-- Soal Latihan 1 --
Bisakah Anda mengulang bagian teks di bawah tentang permintaan alamat rumah, mulai dari "Beberapa hari yang" dan terus sampai "yang saya tangani.", tanpa mengubah satu kata pun?

-- Teks Bacaan --

------------------------

Beberapa hari yang lalu, sedang asyik memeriksa rancangan dokumen tender, ada pesan masuk ke dalam blackberry. Dari seseorang. Staff salah satu pemasok di proyek yang saya tangani.
”Bu ........ boleh minta alamat rumahnya, nggak ......?”
”Nggak boleh....!!! jawab saya tanpa basa-basi
”Jangan takut bu ........., saya bukan rampok dan nggak akan ngrampok rumah ibu .....!!” balasnya tidak kalah lugas.
”Hahaha ,,,,,,,,,,, iya, saya percaya kamu nggak akan ngrampok. Saya juga insya Allah, bukan takut dirampok...!!! Saya takut, kamu nanti diutus datang ke rumah untuk memberi sesuatu. Saya yang alhamdulillah sudah hidup berkecukupan, tidak sepantasnya lagi menerima pemberian tetapi sudah selayaknya malah memberi sesuatu kepada orang lain. Jadi .... tolong sampaikan kepada bossmu untuk tidak mengirimkan apapun juga ke rumah saya."
"Baik bu ........, nanti saya sampaikan! Terima kasih ......"
Entah apa yang dipikirkan oleh teman chat saya itu....., namun saya berharap dia tidak berpikir negatif atas jawaban saya. Bukan bermaksud sombong, tetapi hanya mengingatkan saja. Masih banyak orang yang jauh lebih pantas diberi sesuatu, dibandingkan saya. Sungguh .... di masa akhir bulan Ramadhan ini, saya seringkali merasa sangat risi manakala ada orang yang menanyakan alamat rumah.
Mungkin saya terlalu berprasangka buruk kepada orang-orang yang menanyakan alamat rumah. Bukan karena saya tidak ingin bersilaturahim, dikunjungi mereka yang menanyakan alamat rumah tersebut. Tetapi .... seperti jawaban yang saya tulis kepada teman chat tersebut, saya merasa pertanyaan tersebut diajukan untuk maksud mengirimkan sesuatu berkenaan dengan perayaan hari raya Idul Fitri. Entah apakah itu berupa kue, parcel atau bunga. Dan saya merasa jengah menerimanya.

------------------------

-- Data yang termuat dalam sebuah dataset --
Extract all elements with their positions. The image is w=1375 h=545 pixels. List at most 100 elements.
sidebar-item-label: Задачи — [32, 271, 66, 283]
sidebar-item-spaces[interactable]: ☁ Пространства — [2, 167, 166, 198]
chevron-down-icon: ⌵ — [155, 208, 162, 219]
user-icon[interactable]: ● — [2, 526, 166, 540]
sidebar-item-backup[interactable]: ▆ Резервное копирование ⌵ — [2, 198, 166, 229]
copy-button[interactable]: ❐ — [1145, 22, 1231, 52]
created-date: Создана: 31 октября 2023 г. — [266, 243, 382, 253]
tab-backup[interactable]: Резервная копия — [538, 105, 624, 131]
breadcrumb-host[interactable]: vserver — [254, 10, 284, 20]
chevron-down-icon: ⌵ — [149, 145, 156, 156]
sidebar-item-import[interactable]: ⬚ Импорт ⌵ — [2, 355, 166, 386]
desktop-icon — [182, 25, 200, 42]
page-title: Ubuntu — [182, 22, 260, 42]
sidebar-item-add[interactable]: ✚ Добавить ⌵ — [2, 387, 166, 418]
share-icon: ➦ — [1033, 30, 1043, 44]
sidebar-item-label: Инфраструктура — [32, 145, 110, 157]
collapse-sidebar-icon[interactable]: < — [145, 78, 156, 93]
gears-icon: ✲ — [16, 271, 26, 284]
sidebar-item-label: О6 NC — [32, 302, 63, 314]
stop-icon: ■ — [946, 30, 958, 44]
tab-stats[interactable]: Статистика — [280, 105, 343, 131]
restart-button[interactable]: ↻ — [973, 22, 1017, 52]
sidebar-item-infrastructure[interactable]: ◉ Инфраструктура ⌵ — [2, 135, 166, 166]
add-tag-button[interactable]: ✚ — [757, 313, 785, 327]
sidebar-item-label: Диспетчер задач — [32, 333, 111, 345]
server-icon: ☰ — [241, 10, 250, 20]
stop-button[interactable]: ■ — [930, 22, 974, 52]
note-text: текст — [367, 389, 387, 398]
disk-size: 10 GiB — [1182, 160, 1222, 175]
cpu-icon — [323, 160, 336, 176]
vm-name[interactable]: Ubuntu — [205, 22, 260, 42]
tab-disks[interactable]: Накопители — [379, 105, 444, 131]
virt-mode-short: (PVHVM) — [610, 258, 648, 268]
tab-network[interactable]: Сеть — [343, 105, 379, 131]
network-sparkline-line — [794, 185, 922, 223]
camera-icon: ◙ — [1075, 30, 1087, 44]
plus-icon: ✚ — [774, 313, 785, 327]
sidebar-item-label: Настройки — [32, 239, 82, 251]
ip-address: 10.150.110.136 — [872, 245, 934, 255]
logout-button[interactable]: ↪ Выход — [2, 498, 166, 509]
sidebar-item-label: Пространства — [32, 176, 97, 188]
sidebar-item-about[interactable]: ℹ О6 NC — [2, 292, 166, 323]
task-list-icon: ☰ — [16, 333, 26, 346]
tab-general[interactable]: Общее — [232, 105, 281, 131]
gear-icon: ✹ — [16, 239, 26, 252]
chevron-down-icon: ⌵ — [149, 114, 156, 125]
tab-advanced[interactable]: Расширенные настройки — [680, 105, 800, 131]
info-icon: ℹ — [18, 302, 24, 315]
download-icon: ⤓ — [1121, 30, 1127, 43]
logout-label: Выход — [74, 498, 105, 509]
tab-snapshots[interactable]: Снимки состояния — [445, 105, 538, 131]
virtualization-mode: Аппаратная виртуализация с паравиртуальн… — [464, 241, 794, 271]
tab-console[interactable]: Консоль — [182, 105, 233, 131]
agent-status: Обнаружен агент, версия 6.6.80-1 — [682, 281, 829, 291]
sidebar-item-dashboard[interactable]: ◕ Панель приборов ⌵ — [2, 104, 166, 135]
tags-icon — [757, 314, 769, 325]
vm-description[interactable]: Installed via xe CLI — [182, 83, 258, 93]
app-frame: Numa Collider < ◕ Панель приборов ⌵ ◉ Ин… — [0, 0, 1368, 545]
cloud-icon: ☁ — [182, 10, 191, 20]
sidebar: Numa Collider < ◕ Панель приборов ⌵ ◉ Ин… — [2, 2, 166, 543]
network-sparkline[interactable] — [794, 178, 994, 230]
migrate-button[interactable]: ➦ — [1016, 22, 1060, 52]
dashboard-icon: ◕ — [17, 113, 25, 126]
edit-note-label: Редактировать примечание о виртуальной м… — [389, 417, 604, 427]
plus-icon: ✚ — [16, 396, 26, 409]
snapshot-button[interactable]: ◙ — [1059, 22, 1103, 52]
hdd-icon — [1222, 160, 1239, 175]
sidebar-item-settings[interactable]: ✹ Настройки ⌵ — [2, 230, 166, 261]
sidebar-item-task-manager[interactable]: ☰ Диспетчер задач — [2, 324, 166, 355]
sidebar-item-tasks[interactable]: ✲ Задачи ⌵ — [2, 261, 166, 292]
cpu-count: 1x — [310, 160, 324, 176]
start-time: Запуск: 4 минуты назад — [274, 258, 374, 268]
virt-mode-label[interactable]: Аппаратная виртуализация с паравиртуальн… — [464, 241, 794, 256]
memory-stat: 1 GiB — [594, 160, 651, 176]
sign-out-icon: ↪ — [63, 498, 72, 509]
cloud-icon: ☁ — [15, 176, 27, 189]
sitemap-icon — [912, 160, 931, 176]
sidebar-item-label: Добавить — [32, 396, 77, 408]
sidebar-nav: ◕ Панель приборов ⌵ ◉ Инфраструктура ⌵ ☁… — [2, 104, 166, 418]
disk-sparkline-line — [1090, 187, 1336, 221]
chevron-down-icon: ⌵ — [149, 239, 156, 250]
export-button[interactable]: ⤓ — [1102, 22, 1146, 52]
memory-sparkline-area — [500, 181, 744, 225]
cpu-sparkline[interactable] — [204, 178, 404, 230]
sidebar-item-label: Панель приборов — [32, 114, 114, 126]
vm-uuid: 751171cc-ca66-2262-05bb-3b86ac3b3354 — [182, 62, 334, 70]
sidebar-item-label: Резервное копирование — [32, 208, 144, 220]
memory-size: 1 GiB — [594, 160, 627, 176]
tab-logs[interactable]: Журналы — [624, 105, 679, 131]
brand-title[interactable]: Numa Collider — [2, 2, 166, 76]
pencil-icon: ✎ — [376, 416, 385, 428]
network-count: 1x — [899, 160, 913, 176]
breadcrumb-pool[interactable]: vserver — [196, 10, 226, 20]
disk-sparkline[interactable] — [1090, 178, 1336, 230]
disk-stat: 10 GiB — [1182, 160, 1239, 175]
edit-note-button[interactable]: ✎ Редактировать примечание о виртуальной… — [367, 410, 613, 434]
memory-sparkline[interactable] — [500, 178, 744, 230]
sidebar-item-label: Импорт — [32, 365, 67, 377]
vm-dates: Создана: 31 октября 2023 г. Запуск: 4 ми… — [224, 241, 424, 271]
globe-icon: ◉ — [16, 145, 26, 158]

------------------------

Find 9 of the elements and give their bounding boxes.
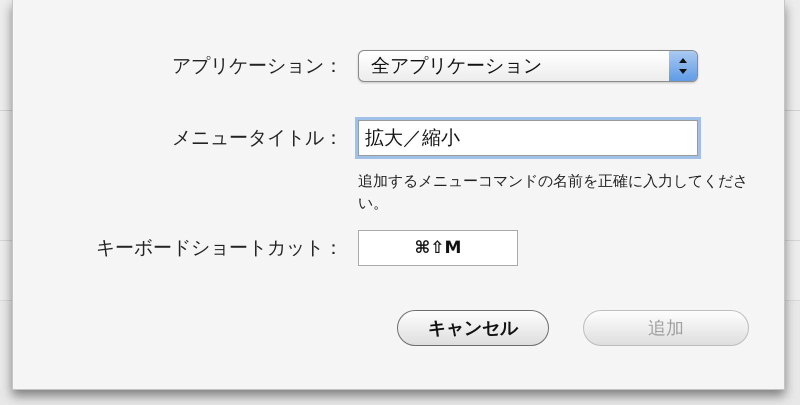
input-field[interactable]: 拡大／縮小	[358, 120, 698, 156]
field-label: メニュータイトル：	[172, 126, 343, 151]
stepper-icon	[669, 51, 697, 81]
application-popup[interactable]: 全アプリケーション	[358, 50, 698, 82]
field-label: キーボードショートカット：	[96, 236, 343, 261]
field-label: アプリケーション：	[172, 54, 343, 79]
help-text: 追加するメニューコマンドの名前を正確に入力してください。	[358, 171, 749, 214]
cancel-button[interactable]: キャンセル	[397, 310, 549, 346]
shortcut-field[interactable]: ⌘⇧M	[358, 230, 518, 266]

------------------------

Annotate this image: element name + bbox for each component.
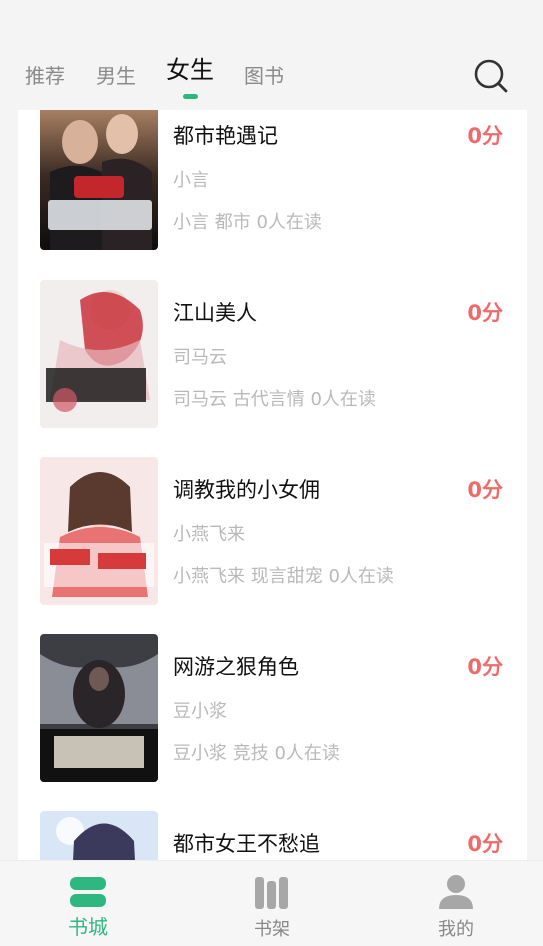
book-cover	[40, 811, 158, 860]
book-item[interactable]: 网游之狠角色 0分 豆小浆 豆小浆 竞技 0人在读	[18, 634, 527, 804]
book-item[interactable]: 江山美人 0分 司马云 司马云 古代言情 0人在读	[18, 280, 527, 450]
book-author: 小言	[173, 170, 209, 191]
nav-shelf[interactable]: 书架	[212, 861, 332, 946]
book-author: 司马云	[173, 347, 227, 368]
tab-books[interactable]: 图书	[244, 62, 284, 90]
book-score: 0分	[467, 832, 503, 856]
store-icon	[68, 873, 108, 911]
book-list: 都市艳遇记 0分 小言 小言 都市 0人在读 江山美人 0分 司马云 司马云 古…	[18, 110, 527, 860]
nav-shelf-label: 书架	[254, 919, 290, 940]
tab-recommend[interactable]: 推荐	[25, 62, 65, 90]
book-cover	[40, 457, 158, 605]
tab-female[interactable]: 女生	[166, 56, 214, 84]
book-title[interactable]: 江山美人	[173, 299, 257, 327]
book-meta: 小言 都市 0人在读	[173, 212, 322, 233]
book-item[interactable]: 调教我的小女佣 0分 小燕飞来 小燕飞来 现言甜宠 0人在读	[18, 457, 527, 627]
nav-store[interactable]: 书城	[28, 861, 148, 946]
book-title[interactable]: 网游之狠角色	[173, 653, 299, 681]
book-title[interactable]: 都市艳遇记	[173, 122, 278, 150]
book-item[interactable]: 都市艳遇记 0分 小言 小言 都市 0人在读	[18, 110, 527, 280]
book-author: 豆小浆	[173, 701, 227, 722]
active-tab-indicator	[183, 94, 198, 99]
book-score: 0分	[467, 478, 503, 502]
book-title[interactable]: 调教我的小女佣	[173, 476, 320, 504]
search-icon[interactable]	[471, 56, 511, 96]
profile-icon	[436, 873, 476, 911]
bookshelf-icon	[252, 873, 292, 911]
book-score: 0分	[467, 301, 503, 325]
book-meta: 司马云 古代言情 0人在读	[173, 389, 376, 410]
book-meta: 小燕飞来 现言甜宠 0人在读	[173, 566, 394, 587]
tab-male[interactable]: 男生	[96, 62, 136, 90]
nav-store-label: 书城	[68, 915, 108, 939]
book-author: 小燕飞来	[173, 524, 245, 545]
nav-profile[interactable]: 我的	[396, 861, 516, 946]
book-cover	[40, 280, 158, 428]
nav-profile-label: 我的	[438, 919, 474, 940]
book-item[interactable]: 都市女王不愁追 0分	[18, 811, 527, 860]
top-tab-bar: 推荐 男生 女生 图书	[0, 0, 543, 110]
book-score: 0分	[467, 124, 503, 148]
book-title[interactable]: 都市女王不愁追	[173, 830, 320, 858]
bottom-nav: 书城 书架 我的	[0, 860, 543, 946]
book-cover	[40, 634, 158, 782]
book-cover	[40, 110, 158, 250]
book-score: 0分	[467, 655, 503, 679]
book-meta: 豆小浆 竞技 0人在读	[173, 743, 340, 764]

------------------------

-- Soal Latihan 2 --
Bisakah Anda menuliskan kembali baris-baris listing di atas, mulai dari baris yang memuat "Extract all elements" dan terus sampai baris yang memuat "restart-button[interactable]: ↻ —", termasuk kedua baris itu, tanpa perubahan apa pun?

-- Jawaban Latihan 1 --
Beberapa hari yang lalu, sedang asyik memeriksa rancangan dokumen tender, ada pesan masuk ke dalam blackberry. Dari seseorang. Staff salah satu pemasok di proyek yang saya tangani.

-- Jawaban Latihan 2 --
Extract all elements with their positions. The image is w=1375 h=545 pixels. List at most 100 elements.
sidebar-item-label: Задачи — [32, 271, 66, 283]
sidebar-item-spaces[interactable]: ☁ Пространства — [2, 167, 166, 198]
chevron-down-icon: ⌵ — [155, 208, 162, 219]
user-icon[interactable]: ● — [2, 526, 166, 540]
sidebar-item-backup[interactable]: ▆ Резервное копирование ⌵ — [2, 198, 166, 229]
copy-button[interactable]: ❐ — [1145, 22, 1231, 52]
created-date: Создана: 31 октября 2023 г. — [266, 243, 382, 253]
tab-backup[interactable]: Резервная копия — [538, 105, 624, 131]
breadcrumb-host[interactable]: vserver — [254, 10, 284, 20]
chevron-down-icon: ⌵ — [149, 145, 156, 156]
sidebar-item-import[interactable]: ⬚ Импорт ⌵ — [2, 355, 166, 386]
desktop-icon — [182, 25, 200, 42]
page-title: Ubuntu — [182, 22, 260, 42]
sidebar-item-add[interactable]: ✚ Добавить ⌵ — [2, 387, 166, 418]
share-icon: ➦ — [1033, 30, 1043, 44]
sidebar-item-label: Инфраструктура — [32, 145, 110, 157]
collapse-sidebar-icon[interactable]: < — [145, 78, 156, 93]
gears-icon: ✲ — [16, 271, 26, 284]
sidebar-item-label: О6 NC — [32, 302, 63, 314]
stop-icon: ■ — [946, 30, 958, 44]
tab-stats[interactable]: Статистика — [280, 105, 343, 131]
restart-button[interactable]: ↻ — [973, 22, 1017, 52]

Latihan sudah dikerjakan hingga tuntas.